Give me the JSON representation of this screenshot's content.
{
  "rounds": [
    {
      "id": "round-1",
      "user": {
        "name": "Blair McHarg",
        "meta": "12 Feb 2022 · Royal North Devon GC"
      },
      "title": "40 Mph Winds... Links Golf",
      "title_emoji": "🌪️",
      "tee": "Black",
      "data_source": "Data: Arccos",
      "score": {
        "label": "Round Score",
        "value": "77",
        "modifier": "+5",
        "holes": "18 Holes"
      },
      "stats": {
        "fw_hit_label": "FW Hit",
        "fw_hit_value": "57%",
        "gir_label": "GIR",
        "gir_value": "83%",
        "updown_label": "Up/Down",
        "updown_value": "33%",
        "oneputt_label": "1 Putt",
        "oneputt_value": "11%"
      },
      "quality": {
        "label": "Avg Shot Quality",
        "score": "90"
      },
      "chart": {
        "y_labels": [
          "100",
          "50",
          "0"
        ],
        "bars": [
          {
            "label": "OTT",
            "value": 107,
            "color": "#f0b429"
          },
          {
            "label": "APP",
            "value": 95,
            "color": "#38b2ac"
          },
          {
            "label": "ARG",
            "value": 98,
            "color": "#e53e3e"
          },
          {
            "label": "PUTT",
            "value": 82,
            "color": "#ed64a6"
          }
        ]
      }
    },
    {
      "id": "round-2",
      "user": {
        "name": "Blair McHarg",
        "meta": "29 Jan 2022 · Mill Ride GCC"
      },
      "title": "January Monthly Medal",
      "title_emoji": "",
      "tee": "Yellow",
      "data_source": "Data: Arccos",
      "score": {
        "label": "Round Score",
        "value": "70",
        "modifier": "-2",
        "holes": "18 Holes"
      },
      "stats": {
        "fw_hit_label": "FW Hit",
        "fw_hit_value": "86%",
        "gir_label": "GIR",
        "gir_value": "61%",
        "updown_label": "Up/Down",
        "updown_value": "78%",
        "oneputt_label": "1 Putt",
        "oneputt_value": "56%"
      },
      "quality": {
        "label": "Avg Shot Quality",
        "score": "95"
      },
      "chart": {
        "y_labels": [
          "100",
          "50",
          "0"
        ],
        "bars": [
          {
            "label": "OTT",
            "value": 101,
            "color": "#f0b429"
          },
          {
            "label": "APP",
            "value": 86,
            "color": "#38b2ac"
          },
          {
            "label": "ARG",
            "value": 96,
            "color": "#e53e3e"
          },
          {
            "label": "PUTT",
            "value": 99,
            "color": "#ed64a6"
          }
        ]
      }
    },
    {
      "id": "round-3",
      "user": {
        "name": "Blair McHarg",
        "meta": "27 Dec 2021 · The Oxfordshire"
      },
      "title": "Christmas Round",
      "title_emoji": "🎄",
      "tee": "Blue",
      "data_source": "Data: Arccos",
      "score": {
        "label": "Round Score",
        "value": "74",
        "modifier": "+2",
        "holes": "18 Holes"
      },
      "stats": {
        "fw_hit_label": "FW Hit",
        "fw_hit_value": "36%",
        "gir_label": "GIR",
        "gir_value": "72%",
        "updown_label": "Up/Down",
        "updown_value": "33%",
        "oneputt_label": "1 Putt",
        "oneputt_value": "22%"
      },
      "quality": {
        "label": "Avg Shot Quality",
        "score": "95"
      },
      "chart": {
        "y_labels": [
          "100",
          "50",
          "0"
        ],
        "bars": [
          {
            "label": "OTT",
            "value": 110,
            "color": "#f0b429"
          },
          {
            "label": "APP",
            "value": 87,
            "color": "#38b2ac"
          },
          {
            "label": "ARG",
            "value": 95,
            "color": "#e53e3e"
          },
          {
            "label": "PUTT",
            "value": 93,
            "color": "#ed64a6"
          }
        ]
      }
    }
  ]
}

____

Exercise instructions » Copy out the whole listing exactly; please set it all down.

Answer to the exercise »
Give me the JSON representation of this screenshot's content.
{
  "rounds": [
    {
      "id": "round-1",
      "user": {
        "name": "Blair McHarg",
        "meta": "12 Feb 2022 · Royal North Devon GC"
      },
      "title": "40 Mph Winds... Links Golf",
      "title_emoji": "🌪️",
      "tee": "Black",
      "data_source": "Data: Arccos",
      "score": {
        "label": "Round Score",
        "value": "77",
        "modifier": "+5",
        "holes": "18 Holes"
      },
      "stats": {
        "fw_hit_label": "FW Hit",
        "fw_hit_value": "57%",
        "gir_label": "GIR",
        "gir_value": "83%",
        "updown_label": "Up/Down",
        "updown_value": "33%",
        "oneputt_label": "1 Putt",
        "oneputt_value": "11%"
      },
      "quality": {
        "label": "Avg Shot Quality",
        "score": "90"
      },
      "chart": {
        "y_labels": [
          "100",
          "50",
          "0"
        ],
        "bars": [
          {
            "label": "OTT",
            "value": 107,
            "color": "#f0b429"
          },
          {
            "label": "APP",
            "value": 95,
            "color": "#38b2ac"
          },
          {
            "label": "ARG",
            "value": 98,
            "color": "#e53e3e"
          },
          {
            "label": "PUTT",
            "value": 82,
            "color": "#ed64a6"
          }
        ]
      }
    },
    {
      "id": "round-2",
      "user": {
        "name": "Blair McHarg",
        "meta": "29 Jan 2022 · Mill Ride GCC"
      },
      "title": "January Monthly Medal",
      "title_emoji": "",
      "tee": "Yellow",
      "data_source": "Data: Arccos",
      "score": {
        "label": "Round Score",
        "value": "70",
        "modifier": "-2",
        "holes": "18 Holes"
      },
      "stats": {
        "fw_hit_label": "FW Hit",
        "fw_hit_value": "86%",
        "gir_label": "GIR",
        "gir_value": "61%",
        "updown_label": "Up/Down",
        "updown_value": "78%",
        "oneputt_label": "1 Putt",
        "oneputt_value": "56%"
      },
      "quality": {
        "label": "Avg Shot Quality",
        "score": "95"
      },
      "chart": {
        "y_labels": [
          "100",
          "50",
          "0"
        ],
        "bars": [
          {
            "label": "OTT",
            "value": 101,
            "color": "#f0b429"
          },
          {
            "label": "APP",
            "value": 86,
            "color": "#38b2ac"
          },
          {
            "label": "ARG",
            "value": 96,
            "color": "#e53e3e"
          },
          {
            "label": "PUTT",
            "value": 99,
            "color": "#ed64a6"
          }
        ]
      }
    },
    {
      "id": "round-3",
      "user": {
        "name": "Blair McHarg",
        "meta": "27 Dec 2021 · The Oxfordshire"
      },
      "title": "Christmas Round",
      "title_emoji": "🎄",
      "tee": "Blue",
      "data_source": "Data: Arccos",
      "score": {
        "label": "Round Score",
        "value": "74",
        "modifier": "+2",
        "holes": "18 Holes"
      },
      "stats": {
        "fw_hit_label": "FW Hit",
        "fw_hit_value": "36%",
        "gir_label": "GIR",
        "gir_value": "72%",
        "updown_label": "Up/Down",
        "updown_value": "33%",
        "oneputt_label": "1 Putt",
        "oneputt_value": "22%"
      },
      "quality": {
        "label": "Avg Shot Quality",
        "score": "95"
      },
      "chart": {
        "y_labels": [
          "100",
          "50",
          "0"
        ],
        "bars": [
          {
            "label": "OTT",
            "value": 110,
            "color": "#f0b429"
          },
          {
            "label": "APP",
            "value": 87,
            "color": "#38b2ac"
          },
          {
            "label": "ARG",
            "value": 95,
            "color": "#e53e3e"
          },
          {
            "label": "PUTT",
            "value": 93,
            "color": "#ed64a6"
          }
        ]
      }
    }
  ]
}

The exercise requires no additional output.